Copy each line of the entries that contains the word "tarde".

(Extracted data entries)
+ + + +

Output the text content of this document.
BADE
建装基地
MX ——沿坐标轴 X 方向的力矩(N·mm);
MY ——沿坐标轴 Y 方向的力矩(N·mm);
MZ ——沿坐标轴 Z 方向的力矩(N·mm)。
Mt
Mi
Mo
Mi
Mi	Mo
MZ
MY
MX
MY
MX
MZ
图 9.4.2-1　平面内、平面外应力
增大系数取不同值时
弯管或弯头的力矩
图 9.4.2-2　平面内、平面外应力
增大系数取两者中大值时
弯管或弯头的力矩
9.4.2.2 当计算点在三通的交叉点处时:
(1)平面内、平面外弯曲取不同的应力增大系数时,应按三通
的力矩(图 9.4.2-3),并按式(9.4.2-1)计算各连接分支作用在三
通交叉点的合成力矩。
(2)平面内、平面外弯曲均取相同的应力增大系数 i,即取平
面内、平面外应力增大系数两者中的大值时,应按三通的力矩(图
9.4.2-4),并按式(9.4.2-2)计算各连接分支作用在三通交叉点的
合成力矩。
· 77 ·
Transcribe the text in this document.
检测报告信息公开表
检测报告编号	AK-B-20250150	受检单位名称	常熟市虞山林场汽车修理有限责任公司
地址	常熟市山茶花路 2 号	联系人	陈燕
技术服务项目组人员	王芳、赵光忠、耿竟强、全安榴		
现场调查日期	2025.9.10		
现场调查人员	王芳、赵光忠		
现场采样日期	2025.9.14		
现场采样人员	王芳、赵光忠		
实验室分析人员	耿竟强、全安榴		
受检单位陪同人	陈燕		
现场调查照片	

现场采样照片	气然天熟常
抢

+ + + +

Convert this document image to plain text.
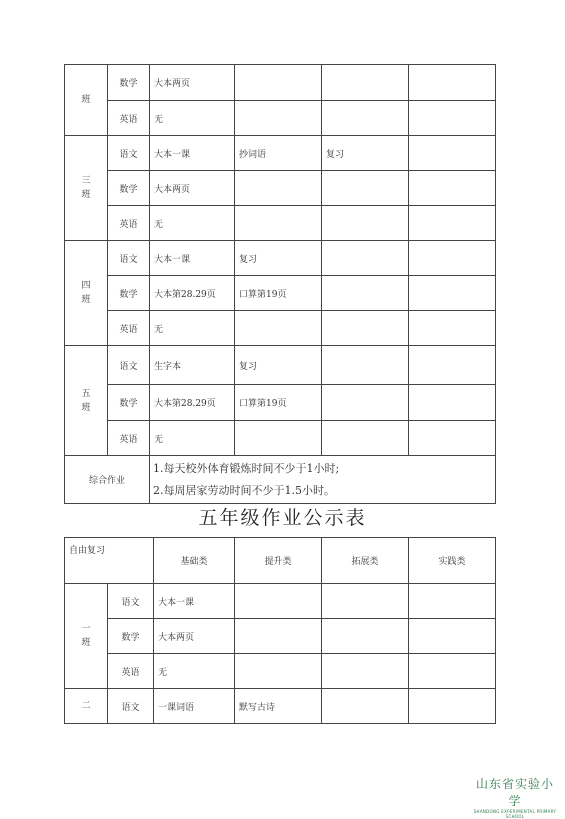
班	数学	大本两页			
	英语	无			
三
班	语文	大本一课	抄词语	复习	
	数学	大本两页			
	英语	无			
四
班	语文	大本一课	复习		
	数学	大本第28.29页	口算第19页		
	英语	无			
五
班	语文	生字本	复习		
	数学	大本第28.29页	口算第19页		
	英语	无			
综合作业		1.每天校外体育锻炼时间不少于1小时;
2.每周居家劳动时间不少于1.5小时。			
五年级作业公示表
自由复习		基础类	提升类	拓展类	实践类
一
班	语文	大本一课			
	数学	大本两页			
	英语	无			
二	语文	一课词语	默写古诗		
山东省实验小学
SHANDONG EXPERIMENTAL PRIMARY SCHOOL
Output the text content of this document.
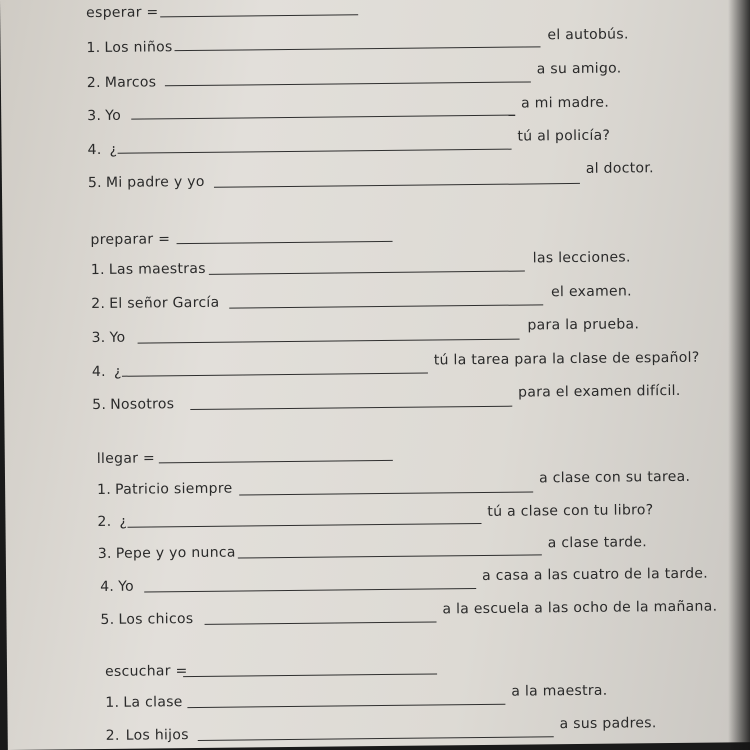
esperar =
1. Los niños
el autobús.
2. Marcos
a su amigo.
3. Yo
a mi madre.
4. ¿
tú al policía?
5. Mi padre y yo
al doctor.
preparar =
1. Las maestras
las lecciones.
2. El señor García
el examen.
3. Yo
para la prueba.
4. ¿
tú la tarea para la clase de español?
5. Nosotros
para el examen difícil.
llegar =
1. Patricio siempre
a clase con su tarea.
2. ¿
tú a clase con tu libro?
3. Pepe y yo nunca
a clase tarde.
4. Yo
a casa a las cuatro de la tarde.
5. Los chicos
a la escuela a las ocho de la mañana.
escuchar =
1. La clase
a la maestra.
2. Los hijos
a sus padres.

+ + + +

## Exercise result
a clase tarde.
a casa a las cuatro de la tarde.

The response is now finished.